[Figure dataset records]
======
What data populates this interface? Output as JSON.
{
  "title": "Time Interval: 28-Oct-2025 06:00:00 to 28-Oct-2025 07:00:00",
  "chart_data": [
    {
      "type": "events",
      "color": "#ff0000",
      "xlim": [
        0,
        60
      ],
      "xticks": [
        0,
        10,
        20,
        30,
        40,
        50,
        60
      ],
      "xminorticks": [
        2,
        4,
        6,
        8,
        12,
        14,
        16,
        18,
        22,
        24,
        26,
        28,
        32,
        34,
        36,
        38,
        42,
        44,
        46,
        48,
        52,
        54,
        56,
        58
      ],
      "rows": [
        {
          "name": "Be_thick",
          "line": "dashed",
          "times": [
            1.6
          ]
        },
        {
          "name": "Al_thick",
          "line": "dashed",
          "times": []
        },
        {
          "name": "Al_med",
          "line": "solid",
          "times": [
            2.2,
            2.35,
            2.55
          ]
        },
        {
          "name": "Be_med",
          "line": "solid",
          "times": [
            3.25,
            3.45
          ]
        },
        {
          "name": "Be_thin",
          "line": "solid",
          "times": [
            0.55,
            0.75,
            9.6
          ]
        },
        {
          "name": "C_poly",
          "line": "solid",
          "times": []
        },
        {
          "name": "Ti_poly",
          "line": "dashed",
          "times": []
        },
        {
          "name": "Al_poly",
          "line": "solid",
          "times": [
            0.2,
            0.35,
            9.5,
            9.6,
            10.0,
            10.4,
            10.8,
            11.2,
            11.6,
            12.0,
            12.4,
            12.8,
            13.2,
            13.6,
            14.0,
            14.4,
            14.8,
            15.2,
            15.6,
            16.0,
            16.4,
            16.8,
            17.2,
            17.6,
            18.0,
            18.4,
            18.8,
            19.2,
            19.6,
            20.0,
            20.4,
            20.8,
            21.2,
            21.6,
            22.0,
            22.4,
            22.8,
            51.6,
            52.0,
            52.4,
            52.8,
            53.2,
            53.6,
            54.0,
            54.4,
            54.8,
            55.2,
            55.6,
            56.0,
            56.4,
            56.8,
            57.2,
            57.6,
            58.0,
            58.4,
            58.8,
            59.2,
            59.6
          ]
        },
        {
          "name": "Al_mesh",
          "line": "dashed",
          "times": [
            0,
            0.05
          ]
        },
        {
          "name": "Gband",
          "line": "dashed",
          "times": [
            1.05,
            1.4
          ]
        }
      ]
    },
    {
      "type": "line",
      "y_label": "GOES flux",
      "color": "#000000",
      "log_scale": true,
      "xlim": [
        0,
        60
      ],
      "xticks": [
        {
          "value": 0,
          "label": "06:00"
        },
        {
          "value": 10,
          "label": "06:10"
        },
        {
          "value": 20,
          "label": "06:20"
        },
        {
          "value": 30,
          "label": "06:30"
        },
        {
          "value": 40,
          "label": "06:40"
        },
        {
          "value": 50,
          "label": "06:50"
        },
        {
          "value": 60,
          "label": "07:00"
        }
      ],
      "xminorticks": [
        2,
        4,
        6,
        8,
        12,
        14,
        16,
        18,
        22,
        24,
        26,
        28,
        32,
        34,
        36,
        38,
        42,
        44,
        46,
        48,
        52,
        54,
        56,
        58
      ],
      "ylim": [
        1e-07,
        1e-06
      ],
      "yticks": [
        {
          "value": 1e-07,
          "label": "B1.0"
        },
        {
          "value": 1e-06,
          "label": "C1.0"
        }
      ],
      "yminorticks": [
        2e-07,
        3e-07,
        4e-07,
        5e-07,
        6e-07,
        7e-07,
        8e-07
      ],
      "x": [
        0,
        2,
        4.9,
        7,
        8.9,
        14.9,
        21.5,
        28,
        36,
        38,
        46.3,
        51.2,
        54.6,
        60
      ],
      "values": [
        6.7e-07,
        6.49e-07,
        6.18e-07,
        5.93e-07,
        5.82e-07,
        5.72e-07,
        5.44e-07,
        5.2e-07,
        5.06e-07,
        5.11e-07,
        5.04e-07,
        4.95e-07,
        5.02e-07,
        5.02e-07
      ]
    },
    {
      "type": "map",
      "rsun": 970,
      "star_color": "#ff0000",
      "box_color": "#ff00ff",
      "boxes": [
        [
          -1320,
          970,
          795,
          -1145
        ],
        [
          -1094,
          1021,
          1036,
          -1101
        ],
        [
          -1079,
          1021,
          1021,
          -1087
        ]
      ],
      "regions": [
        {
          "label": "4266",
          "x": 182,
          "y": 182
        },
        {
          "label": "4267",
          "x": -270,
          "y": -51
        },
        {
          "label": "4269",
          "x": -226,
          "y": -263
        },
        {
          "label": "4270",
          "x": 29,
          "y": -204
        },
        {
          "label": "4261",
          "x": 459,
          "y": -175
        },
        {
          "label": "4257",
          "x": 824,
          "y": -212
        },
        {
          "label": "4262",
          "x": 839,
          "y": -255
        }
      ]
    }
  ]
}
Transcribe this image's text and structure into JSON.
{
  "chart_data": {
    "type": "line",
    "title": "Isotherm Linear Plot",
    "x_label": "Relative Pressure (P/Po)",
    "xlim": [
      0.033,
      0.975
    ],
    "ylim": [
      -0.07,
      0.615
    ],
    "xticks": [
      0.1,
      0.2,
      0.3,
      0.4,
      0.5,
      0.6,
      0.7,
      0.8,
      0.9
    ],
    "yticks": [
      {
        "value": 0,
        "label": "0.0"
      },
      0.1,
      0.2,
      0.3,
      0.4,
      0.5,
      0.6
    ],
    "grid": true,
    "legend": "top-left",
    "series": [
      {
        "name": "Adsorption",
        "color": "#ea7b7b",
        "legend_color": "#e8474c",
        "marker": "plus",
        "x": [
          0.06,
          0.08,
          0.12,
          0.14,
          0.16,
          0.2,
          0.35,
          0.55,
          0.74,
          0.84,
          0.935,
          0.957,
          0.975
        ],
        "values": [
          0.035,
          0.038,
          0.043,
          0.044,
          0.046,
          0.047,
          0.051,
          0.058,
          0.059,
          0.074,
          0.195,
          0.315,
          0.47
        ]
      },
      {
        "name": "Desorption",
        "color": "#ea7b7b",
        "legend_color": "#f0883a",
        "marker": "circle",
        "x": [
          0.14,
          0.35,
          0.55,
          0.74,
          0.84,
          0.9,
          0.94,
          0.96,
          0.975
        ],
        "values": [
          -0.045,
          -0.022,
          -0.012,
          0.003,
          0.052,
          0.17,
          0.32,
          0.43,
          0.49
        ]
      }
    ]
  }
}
======
[Aim] Reproduce the full listing exactly.

[The completed task]
What data populates this interface? Output as JSON.
{
  "title": "Time Interval: 28-Oct-2025 06:00:00 to 28-Oct-2025 07:00:00",
  "chart_data": [
    {
      "type": "events",
      "color": "#ff0000",
      "xlim": [
        0,
        60
      ],
      "xticks": [
        0,
        10,
        20,
        30,
        40,
        50,
        60
      ],
      "xminorticks": [
        2,
        4,
        6,
        8,
        12,
        14,
        16,
        18,
        22,
        24,
        26,
        28,
        32,
        34,
        36,
        38,
        42,
        44,
        46,
        48,
        52,
        54,
        56,
        58
      ],
      "rows": [
        {
          "name": "Be_thick",
          "line": "dashed",
          "times": [
            1.6
          ]
        },
        {
          "name": "Al_thick",
          "line": "dashed",
          "times": []
        },
        {
          "name": "Al_med",
          "line": "solid",
          "times": [
            2.2,
            2.35,
            2.55
          ]
        },
        {
          "name": "Be_med",
          "line": "solid",
          "times": [
            3.25,
            3.45
          ]
        },
        {
          "name": "Be_thin",
          "line": "solid",
          "times": [
            0.55,
            0.75,
            9.6
          ]
        },
        {
          "name": "C_poly",
          "line": "solid",
          "times": []
        },
        {
          "name": "Ti_poly",
          "line": "dashed",
          "times": []
        },
        {
          "name": "Al_poly",
          "line": "solid",
          "times": [
            0.2,
            0.35,
            9.5,
            9.6,
            10.0,
            10.4,
            10.8,
            11.2,
            11.6,
            12.0,
            12.4,
            12.8,
            13.2,
            13.6,
            14.0,
            14.4,
            14.8,
            15.2,
            15.6,
            16.0,
            16.4,
            16.8,
            17.2,
            17.6,
            18.0,
            18.4,
            18.8,
            19.2,
            19.6,
            20.0,
            20.4,
            20.8,
            21.2,
            21.6,
            22.0,
            22.4,
            22.8,
            51.6,
            52.0,
            52.4,
            52.8,
            53.2,
            53.6,
            54.0,
            54.4,
            54.8,
            55.2,
            55.6,
            56.0,
            56.4,
            56.8,
            57.2,
            57.6,
            58.0,
            58.4,
            58.8,
            59.2,
            59.6
          ]
        },
        {
          "name": "Al_mesh",
          "line": "dashed",
          "times": [
            0,
            0.05
          ]
        },
        {
          "name": "Gband",
          "line": "dashed",
          "times": [
            1.05,
            1.4
          ]
        }
      ]
    },
    {
      "type": "line",
      "y_label": "GOES flux",
      "color": "#000000",
      "log_scale": true,
      "xlim": [
        0,
        60
      ],
      "xticks": [
        {
          "value": 0,
          "label": "06:00"
        },
        {
          "value": 10,
          "label": "06:10"
        },
        {
          "value": 20,
          "label": "06:20"
        },
        {
          "value": 30,
          "label": "06:30"
        },
        {
          "value": 40,
          "label": "06:40"
        },
        {
          "value": 50,
          "label": "06:50"
        },
        {
          "value": 60,
          "label": "07:00"
        }
      ],
      "xminorticks": [
        2,
        4,
        6,
        8,
        12,
        14,
        16,
        18,
        22,
        24,
        26,
        28,
        32,
        34,
        36,
        38,
        42,
        44,
        46,
        48,
        52,
        54,
        56,
        58
      ],
      "ylim": [
        1e-07,
        1e-06
      ],
      "yticks": [
        {
          "value": 1e-07,
          "label": "B1.0"
        },
        {
          "value": 1e-06,
          "label": "C1.0"
        }
      ],
      "yminorticks": [
        2e-07,
        3e-07,
        4e-07,
        5e-07,
        6e-07,
        7e-07,
        8e-07
      ],
      "x": [
        0,
        2,
        4.9,
        7,
        8.9,
        14.9,
        21.5,
        28,
        36,
        38,
        46.3,
        51.2,
        54.6,
        60
      ],
      "values": [
        6.7e-07,
        6.49e-07,
        6.18e-07,
        5.93e-07,
        5.82e-07,
        5.72e-07,
        5.44e-07,
        5.2e-07,
        5.06e-07,
        5.11e-07,
        5.04e-07,
        4.95e-07,
        5.02e-07,
        5.02e-07
      ]
    },
    {
      "type": "map",
      "rsun": 970,
      "star_color": "#ff0000",
      "box_color": "#ff00ff",
      "boxes": [
        [
          -1320,
          970,
          795,
          -1145
        ],
        [
          -1094,
          1021,
          1036,
          -1101
        ],
        [
          -1079,
          1021,
          1021,
          -1087
        ]
      ],
      "regions": [
        {
          "label": "4266",
          "x": 182,
          "y": 182
        },
        {
          "label": "4267",
          "x": -270,
          "y": -51
        },
        {
          "label": "4269",
          "x": -226,
          "y": -263
        },
        {
          "label": "4270",
          "x": 29,
          "y": -204
        },
        {
          "label": "4261",
          "x": 459,
          "y": -175
        },
        {
          "label": "4257",
          "x": 824,
          "y": -212
        },
        {
          "label": "4262",
          "x": 839,
          "y": -255
        }
      ]
    }
  ]
}
Transcribe this image's text and structure into JSON.
{
  "chart_data": {
    "type": "line",
    "title": "Isotherm Linear Plot",
    "x_label": "Relative Pressure (P/Po)",
    "xlim": [
      0.033,
      0.975
    ],
    "ylim": [
      -0.07,
      0.615
    ],
    "xticks": [
      0.1,
      0.2,
      0.3,
      0.4,
      0.5,
      0.6,
      0.7,
      0.8,
      0.9
    ],
    "yticks": [
      {
        "value": 0,
        "label": "0.0"
      },
      0.1,
      0.2,
      0.3,
      0.4,
      0.5,
      0.6
    ],
    "grid": true,
    "legend": "top-left",
    "series": [
      {
        "name": "Adsorption",
        "color": "#ea7b7b",
        "legend_color": "#e8474c",
        "marker": "plus",
        "x": [
          0.06,
          0.08,
          0.12,
          0.14,
          0.16,
          0.2,
          0.35,
          0.55,
          0.74,
          0.84,
          0.935,
          0.957,
          0.975
        ],
        "values": [
          0.035,
          0.038,
          0.043,
          0.044,
          0.046,
          0.047,
          0.051,
          0.058,
          0.059,
          0.074,
          0.195,
          0.315,
          0.47
        ]
      },
      {
        "name": "Desorption",
        "color": "#ea7b7b",
        "legend_color": "#f0883a",
        "marker": "circle",
        "x": [
          0.14,
          0.35,
          0.55,
          0.74,
          0.84,
          0.9,
          0.94,
          0.96,
          0.975
        ],
        "values": [
          -0.045,
          -0.022,
          -0.012,
          0.003,
          0.052,
          0.17,
          0.32,
          0.43,
          0.49
        ]
      }
    ]
  }
}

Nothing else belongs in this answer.